Set down the full listing exactly as given. Any pictures are to be left out.
--- Start Provided material ---
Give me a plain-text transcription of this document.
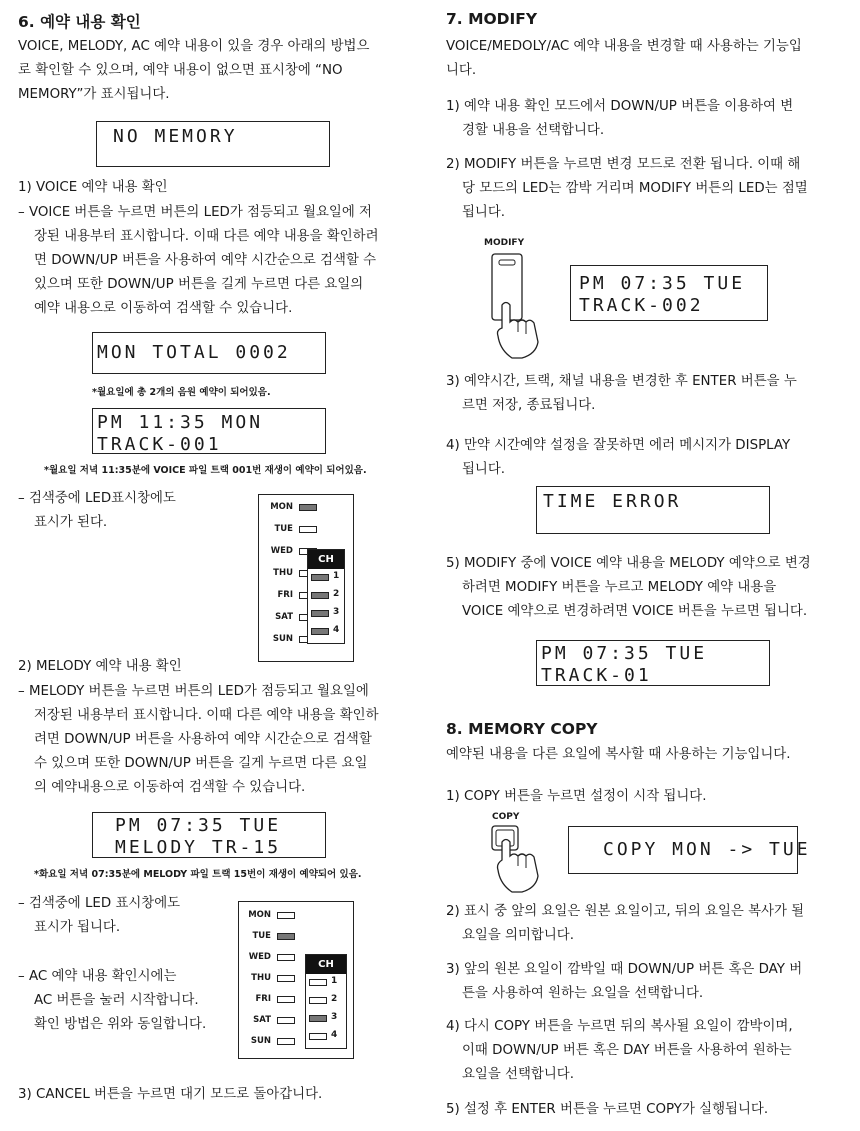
6. 예약 내용 확인
VOICE, MELODY, AC 예약 내용이 있을 경우 아래의 방법으
로 확인할 수 있으며, 예약 내용이 없으면 표시창에 “NO
MEMORY”가 표시됩니다.
NO MEMORY
1) VOICE 예약 내용 확인
– VOICE 버튼을 누르면 버튼의 LED가 점등되고 월요일에 저
장된 내용부터 표시합니다. 이때 다른 예약 내용을 확인하려
면 DOWN/UP 버튼을 사용하여 예약 시간순으로 검색할 수
있으며 또한 DOWN/UP 버튼을 길게 누르면 다른 요일의
예약 내용으로 이동하여 검색할 수 있습니다.
MON TOTAL 0002
*월요일에 총 2개의 음원 예약이 되어있음.
PM 11:35 MON
TRACK-001
*월요일 저녁 11:35분에 VOICE 파일 트랙 001번 재생이 예약이 되어있음.
– 검색중에 LED표시창에도
표시가 된다.
MON
TUE
WED
THU
FRI
SAT
SUN
CH
1
2
3
4
2) MELODY 예약 내용 확인
– MELODY 버튼을 누르면 버튼의 LED가 점등되고 월요일에
저장된 내용부터 표시합니다. 이때 다른 예약 내용을 확인하
려면 DOWN/UP 버튼을 사용하여 예약 시간순으로 검색할
수 있으며 또한 DOWN/UP 버튼을 길게 누르면 다른 요일
의 예약내용으로 이동하여 검색할 수 있습니다.
PM 07:35 TUE
MELODY TR-15
*화요일 저녁 07:35분에 MELODY 파일 트랙 15번이 재생이 예약되어 있음.
– 검색중에 LED 표시창에도
표시가 됩니다.
– AC 예약 내용 확인시에는
AC 버튼을 눌러 시작합니다.
확인 방법은 위와 동일합니다.
MON
TUE
WED
THU
FRI
SAT
SUN
CH
1
2
3
4
3) CANCEL 버튼을 누르면 대기 모드로 돌아갑니다.
7. MODIFY
VOICE/MEDOLY/AC 예약 내용을 변경할 때 사용하는 기능입
니다.
1) 예약 내용 확인 모드에서 DOWN/UP 버튼을 이용하여 변
경할 내용을 선택합니다.
2) MODIFY 버튼을 누르면 변경 모드로 전환 됩니다. 이때 해
당 모드의 LED는 깜박 거리며 MODIFY 버튼의 LED는 점멸
됩니다.
MODIFY
PM 07:35 TUE
TRACK-002
3) 예약시간, 트랙, 채널 내용을 변경한 후 ENTER 버튼을 누
르면 저장, 종료됩니다.
4) 만약 시간예약 설정을 잘못하면 에러 메시지가 DISPLAY
됩니다.
TIME ERROR
5) MODIFY 중에 VOICE 예약 내용을 MELODY 예약으로 변경
하려면 MODIFY 버튼을 누르고 MELODY 예약 내용을
VOICE 예약으로 변경하려면 VOICE 버튼을 누르면 됩니다.
PM 07:35 TUE
TRACK-01
8. MEMORY COPY
예약된 내용을 다른 요일에 복사할 때 사용하는 기능입니다.
1) COPY 버튼을 누르면 설정이 시작 됩니다.
COPY
COPY MON -> TUE
2) 표시 중 앞의 요일은 원본 요일이고, 뒤의 요일은 복사가 될
요일을 의미합니다.
3) 앞의 원본 요일이 깜박일 때 DOWN/UP 버튼 혹은 DAY 버
튼을 사용하여 원하는 요일을 선택합니다.
4) 다시 COPY 버튼을 누르면 뒤의 복사될 요일이 깜박이며,
이때 DOWN/UP 버튼 혹은 DAY 버튼을 사용하여 원하는
요일을 선택합니다.
5) 설정 후 ENTER 버튼을 누르면 COPY가 실행됩니다.
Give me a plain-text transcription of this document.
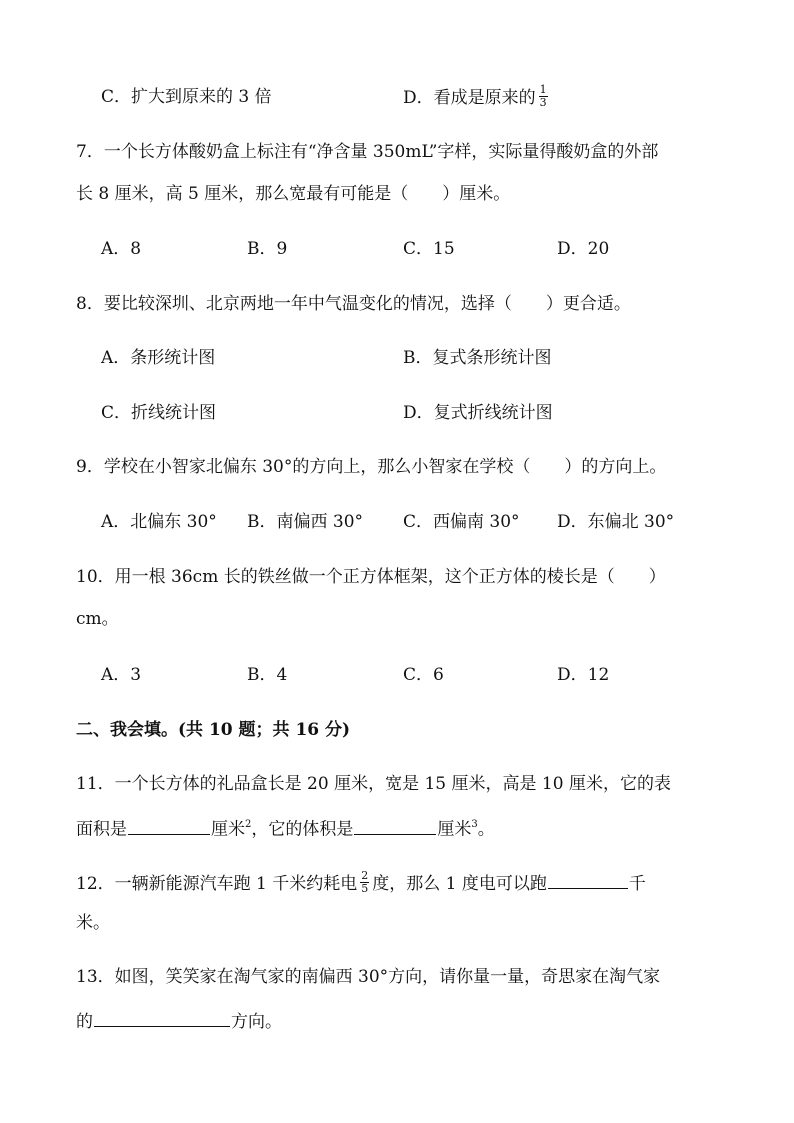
C．扩大到原来的 3 倍	D．看成是原来的 $\frac{1}{3}$
7．一个长方体酸奶盒上标注有“净含量 350mL”字样，实际量得酸奶盒的外部
长 8 厘米，高 5 厘米，那么宽最有可能是（　　）厘米。
A．8	B．9	C．15	D．20
8．要比较深圳、北京两地一年中气温变化的情况，选择（　　）更合适。
A．条形统计图	B．复式条形统计图
C．折线统计图	D．复式折线统计图
9．学校在小智家北偏东 30°的方向上，那么小智家在学校（　　）的方向上。
A．北偏东 30° B．南偏西 30° C．西偏南 30° D．东偏北 30°
10．用一根 36cm 长的铁丝做一个正方体框架，这个正方体的棱长是（　　）
cm。
A．3	B．4	C．6	D．12
二、我会填。(共 10 题；共 16 分)
11．一个长方体的礼品盒长是 20 厘米，宽是 15 厘米，高是 10 厘米，它的表
面积是	厘米$^2$，它的体积是	厘米$^3$。
12．一辆新能源汽车跑 1 千米约耗电 $\frac{2}{5}$ 度，那么 1 度电可以跑	千
米。
13．如图，笑笑家在淘气家的南偏西 30°方向，请你量一量，奇思家在淘气家
的	方向。
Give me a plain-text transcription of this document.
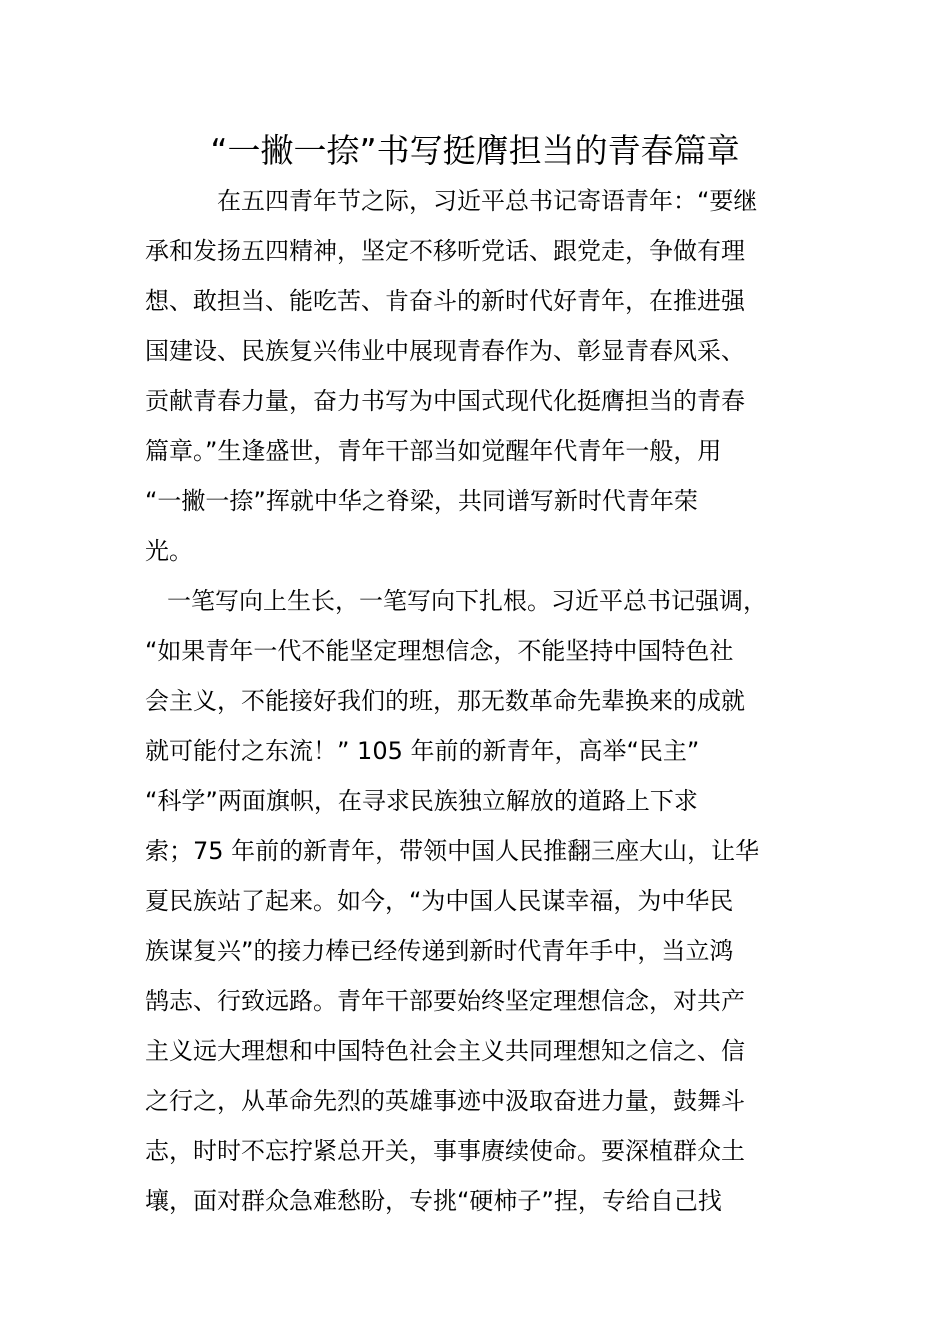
“一撇一捺”书写挺膺担当的青春篇章

在五四青年节之际，习近平总书记寄语青年：“要继

承和发扬五四精神，坚定不移听党话、跟党走，争做有理

想、敢担当、能吃苦、肯奋斗的新时代好青年，在推进强

国建设、民族复兴伟业中展现青春作为、彰显青春风采、

贡献青春力量，奋力书写为中国式现代化挺膺担当的青春

篇章。”生逢盛世，青年干部当如觉醒年代青年一般，用

“一撇一捺”挥就中华之脊梁，共同谱写新时代青年荣

光。

一笔写向上生长，一笔写向下扎根。习近平总书记强调，

“如果青年一代不能坚定理想信念，不能坚持中国特色社

会主义，不能接好我们的班，那无数革命先辈换来的成就

就可能付之东流！” 105 年前的新青年，高举“民主”

“科学”两面旗帜，在寻求民族独立解放的道路上下求

索；75 年前的新青年，带领中国人民推翻三座大山，让华

夏民族站了起来。如今，“为中国人民谋幸福，为中华民

族谋复兴”的接力棒已经传递到新时代青年手中，当立鸿

鹄志、行致远路。青年干部要始终坚定理想信念，对共产

主义远大理想和中国特色社会主义共同理想知之信之、信

之行之，从革命先烈的英雄事迹中汲取奋进力量，鼓舞斗

志，时时不忘拧紧总开关，事事赓续使命。要深植群众土

壤，面对群众急难愁盼，专挑“硬柿子”捏，专给自己找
--- End Provided material ---
## Task answer
Give me a plain-text transcription of this document.
6. 예약 내용 확인
VOICE, MELODY, AC 예약 내용이 있을 경우 아래의 방법으
로 확인할 수 있으며, 예약 내용이 없으면 표시창에 “NO
MEMORY”가 표시됩니다.
NO MEMORY
1) VOICE 예약 내용 확인
– VOICE 버튼을 누르면 버튼의 LED가 점등되고 월요일에 저
장된 내용부터 표시합니다. 이때 다른 예약 내용을 확인하려
면 DOWN/UP 버튼을 사용하여 예약 시간순으로 검색할 수
있으며 또한 DOWN/UP 버튼을 길게 누르면 다른 요일의
예약 내용으로 이동하여 검색할 수 있습니다.
MON TOTAL 0002
*월요일에 총 2개의 음원 예약이 되어있음.
PM 11:35 MON
TRACK-001
*월요일 저녁 11:35분에 VOICE 파일 트랙 001번 재생이 예약이 되어있음.
– 검색중에 LED표시창에도
표시가 된다.
MON
TUE
WED
THU
FRI
SAT
SUN
CH
1
2
3
4
2) MELODY 예약 내용 확인
– MELODY 버튼을 누르면 버튼의 LED가 점등되고 월요일에
저장된 내용부터 표시합니다. 이때 다른 예약 내용을 확인하
려면 DOWN/UP 버튼을 사용하여 예약 시간순으로 검색할
수 있으며 또한 DOWN/UP 버튼을 길게 누르면 다른 요일
의 예약내용으로 이동하여 검색할 수 있습니다.
PM 07:35 TUE
MELODY TR-15
*화요일 저녁 07:35분에 MELODY 파일 트랙 15번이 재생이 예약되어 있음.
– 검색중에 LED 표시창에도
표시가 됩니다.
– AC 예약 내용 확인시에는
AC 버튼을 눌러 시작합니다.
확인 방법은 위와 동일합니다.
MON
TUE
WED
THU
FRI
SAT
SUN
CH
1
2
3
4
3) CANCEL 버튼을 누르면 대기 모드로 돌아갑니다.
7. MODIFY
VOICE/MEDOLY/AC 예약 내용을 변경할 때 사용하는 기능입
니다.
1) 예약 내용 확인 모드에서 DOWN/UP 버튼을 이용하여 변
경할 내용을 선택합니다.
2) MODIFY 버튼을 누르면 변경 모드로 전환 됩니다. 이때 해
당 모드의 LED는 깜박 거리며 MODIFY 버튼의 LED는 점멸
됩니다.
MODIFY
PM 07:35 TUE
TRACK-002
3) 예약시간, 트랙, 채널 내용을 변경한 후 ENTER 버튼을 누
르면 저장, 종료됩니다.
4) 만약 시간예약 설정을 잘못하면 에러 메시지가 DISPLAY
됩니다.
TIME ERROR
5) MODIFY 중에 VOICE 예약 내용을 MELODY 예약으로 변경
하려면 MODIFY 버튼을 누르고 MELODY 예약 내용을
VOICE 예약으로 변경하려면 VOICE 버튼을 누르면 됩니다.
PM 07:35 TUE
TRACK-01
8. MEMORY COPY
예약된 내용을 다른 요일에 복사할 때 사용하는 기능입니다.
1) COPY 버튼을 누르면 설정이 시작 됩니다.
COPY
COPY MON -> TUE
2) 표시 중 앞의 요일은 원본 요일이고, 뒤의 요일은 복사가 될
요일을 의미합니다.
3) 앞의 원본 요일이 깜박일 때 DOWN/UP 버튼 혹은 DAY 버
튼을 사용하여 원하는 요일을 선택합니다.
4) 다시 COPY 버튼을 누르면 뒤의 복사될 요일이 깜박이며,
이때 DOWN/UP 버튼 혹은 DAY 버튼을 사용하여 원하는
요일을 선택합니다.
5) 설정 후 ENTER 버튼을 누르면 COPY가 실행됩니다.
Give me a plain-text transcription of this document.
C．扩大到原来的 3 倍	D．看成是原来的 $\frac{1}{3}$
7．一个长方体酸奶盒上标注有“净含量 350mL”字样，实际量得酸奶盒的外部
长 8 厘米，高 5 厘米，那么宽最有可能是（　　）厘米。
A．8	B．9	C．15	D．20
8．要比较深圳、北京两地一年中气温变化的情况，选择（　　）更合适。
A．条形统计图	B．复式条形统计图
C．折线统计图	D．复式折线统计图
9．学校在小智家北偏东 30°的方向上，那么小智家在学校（　　）的方向上。
A．北偏东 30° B．南偏西 30° C．西偏南 30° D．东偏北 30°
10．用一根 36cm 长的铁丝做一个正方体框架，这个正方体的棱长是（　　）
cm。
A．3	B．4	C．6	D．12
二、我会填。(共 10 题；共 16 分)
11．一个长方体的礼品盒长是 20 厘米，宽是 15 厘米，高是 10 厘米，它的表
面积是	厘米$^2$，它的体积是	厘米$^3$。
12．一辆新能源汽车跑 1 千米约耗电 $\frac{2}{5}$ 度，那么 1 度电可以跑	千
米。
13．如图，笑笑家在淘气家的南偏西 30°方向，请你量一量，奇思家在淘气家
的	方向。
Give me a plain-text transcription of this document.
“一撇一捺”书写挺膺担当的青春篇章

在五四青年节之际，习近平总书记寄语青年：“要继

承和发扬五四精神，坚定不移听党话、跟党走，争做有理

想、敢担当、能吃苦、肯奋斗的新时代好青年，在推进强

国建设、民族复兴伟业中展现青春作为、彰显青春风采、

贡献青春力量，奋力书写为中国式现代化挺膺担当的青春

篇章。”生逢盛世，青年干部当如觉醒年代青年一般，用

“一撇一捺”挥就中华之脊梁，共同谱写新时代青年荣

光。

一笔写向上生长，一笔写向下扎根。习近平总书记强调，

“如果青年一代不能坚定理想信念，不能坚持中国特色社

会主义，不能接好我们的班，那无数革命先辈换来的成就

就可能付之东流！” 105 年前的新青年，高举“民主”

“科学”两面旗帜，在寻求民族独立解放的道路上下求

索；75 年前的新青年，带领中国人民推翻三座大山，让华

夏民族站了起来。如今，“为中国人民谋幸福，为中华民

族谋复兴”的接力棒已经传递到新时代青年手中，当立鸿

鹄志、行致远路。青年干部要始终坚定理想信念，对共产

主义远大理想和中国特色社会主义共同理想知之信之、信

之行之，从革命先烈的英雄事迹中汲取奋进力量，鼓舞斗

志，时时不忘拧紧总开关，事事赓续使命。要深植群众土

壤，面对群众急难愁盼，专挑“硬柿子”捏，专给自己找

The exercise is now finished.